--- BEGIN Excerpted data ---
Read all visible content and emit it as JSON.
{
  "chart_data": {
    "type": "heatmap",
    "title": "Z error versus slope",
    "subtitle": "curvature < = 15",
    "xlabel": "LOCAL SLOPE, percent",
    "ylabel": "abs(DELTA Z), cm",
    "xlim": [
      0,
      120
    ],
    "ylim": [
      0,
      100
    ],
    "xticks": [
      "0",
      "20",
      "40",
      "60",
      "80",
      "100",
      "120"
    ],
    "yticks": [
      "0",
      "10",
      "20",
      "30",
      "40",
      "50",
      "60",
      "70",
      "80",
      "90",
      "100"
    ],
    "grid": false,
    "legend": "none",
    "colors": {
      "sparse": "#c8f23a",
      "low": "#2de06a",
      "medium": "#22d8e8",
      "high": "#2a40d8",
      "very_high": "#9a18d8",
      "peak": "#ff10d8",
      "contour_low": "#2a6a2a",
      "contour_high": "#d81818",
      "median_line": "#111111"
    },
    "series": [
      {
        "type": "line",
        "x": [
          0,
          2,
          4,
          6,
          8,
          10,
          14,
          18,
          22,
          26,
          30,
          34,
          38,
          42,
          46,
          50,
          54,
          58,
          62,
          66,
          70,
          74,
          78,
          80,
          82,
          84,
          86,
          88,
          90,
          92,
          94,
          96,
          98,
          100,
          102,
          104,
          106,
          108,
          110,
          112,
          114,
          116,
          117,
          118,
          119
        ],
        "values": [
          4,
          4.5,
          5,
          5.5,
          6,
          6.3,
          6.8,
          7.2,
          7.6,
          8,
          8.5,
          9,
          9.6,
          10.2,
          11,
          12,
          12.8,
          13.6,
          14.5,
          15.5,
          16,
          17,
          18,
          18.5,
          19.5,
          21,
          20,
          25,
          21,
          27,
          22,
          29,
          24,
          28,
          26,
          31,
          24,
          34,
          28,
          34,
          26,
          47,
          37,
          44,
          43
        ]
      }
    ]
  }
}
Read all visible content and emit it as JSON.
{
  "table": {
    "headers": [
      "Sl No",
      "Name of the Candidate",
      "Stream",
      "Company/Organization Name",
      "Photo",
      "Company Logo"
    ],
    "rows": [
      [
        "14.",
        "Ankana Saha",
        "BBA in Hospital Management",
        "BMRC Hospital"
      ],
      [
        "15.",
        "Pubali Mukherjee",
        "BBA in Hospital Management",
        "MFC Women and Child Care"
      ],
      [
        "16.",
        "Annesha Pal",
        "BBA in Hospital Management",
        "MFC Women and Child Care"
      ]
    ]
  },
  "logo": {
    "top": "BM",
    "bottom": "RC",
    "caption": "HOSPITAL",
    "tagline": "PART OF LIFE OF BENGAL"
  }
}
--- END Excerpted data ---
Directions:
Extract the full listing above without alteration.

The solution:
Read all visible content and emit it as JSON.
{
  "chart_data": {
    "type": "heatmap",
    "title": "Z error versus slope",
    "subtitle": "curvature < = 15",
    "xlabel": "LOCAL SLOPE, percent",
    "ylabel": "abs(DELTA Z), cm",
    "xlim": [
      0,
      120
    ],
    "ylim": [
      0,
      100
    ],
    "xticks": [
      "0",
      "20",
      "40",
      "60",
      "80",
      "100",
      "120"
    ],
    "yticks": [
      "0",
      "10",
      "20",
      "30",
      "40",
      "50",
      "60",
      "70",
      "80",
      "90",
      "100"
    ],
    "grid": false,
    "legend": "none",
    "colors": {
      "sparse": "#c8f23a",
      "low": "#2de06a",
      "medium": "#22d8e8",
      "high": "#2a40d8",
      "very_high": "#9a18d8",
      "peak": "#ff10d8",
      "contour_low": "#2a6a2a",
      "contour_high": "#d81818",
      "median_line": "#111111"
    },
    "series": [
      {
        "type": "line",
        "x": [
          0,
          2,
          4,
          6,
          8,
          10,
          14,
          18,
          22,
          26,
          30,
          34,
          38,
          42,
          46,
          50,
          54,
          58,
          62,
          66,
          70,
          74,
          78,
          80,
          82,
          84,
          86,
          88,
          90,
          92,
          94,
          96,
          98,
          100,
          102,
          104,
          106,
          108,
          110,
          112,
          114,
          116,
          117,
          118,
          119
        ],
        "values": [
          4,
          4.5,
          5,
          5.5,
          6,
          6.3,
          6.8,
          7.2,
          7.6,
          8,
          8.5,
          9,
          9.6,
          10.2,
          11,
          12,
          12.8,
          13.6,
          14.5,
          15.5,
          16,
          17,
          18,
          18.5,
          19.5,
          21,
          20,
          25,
          21,
          27,
          22,
          29,
          24,
          28,
          26,
          31,
          24,
          34,
          28,
          34,
          26,
          47,
          37,
          44,
          43
        ]
      }
    ]
  }
}
Read all visible content and emit it as JSON.
{
  "table": {
    "headers": [
      "Sl No",
      "Name of the Candidate",
      "Stream",
      "Company/Organization Name",
      "Photo",
      "Company Logo"
    ],
    "rows": [
      [
        "14.",
        "Ankana Saha",
        "BBA in Hospital Management",
        "BMRC Hospital"
      ],
      [
        "15.",
        "Pubali Mukherjee",
        "BBA in Hospital Management",
        "MFC Women and Child Care"
      ],
      [
        "16.",
        "Annesha Pal",
        "BBA in Hospital Management",
        "MFC Women and Child Care"
      ]
    ]
  },
  "logo": {
    "top": "BM",
    "bottom": "RC",
    "caption": "HOSPITAL",
    "tagline": "PART OF LIFE OF BENGAL"
  }
}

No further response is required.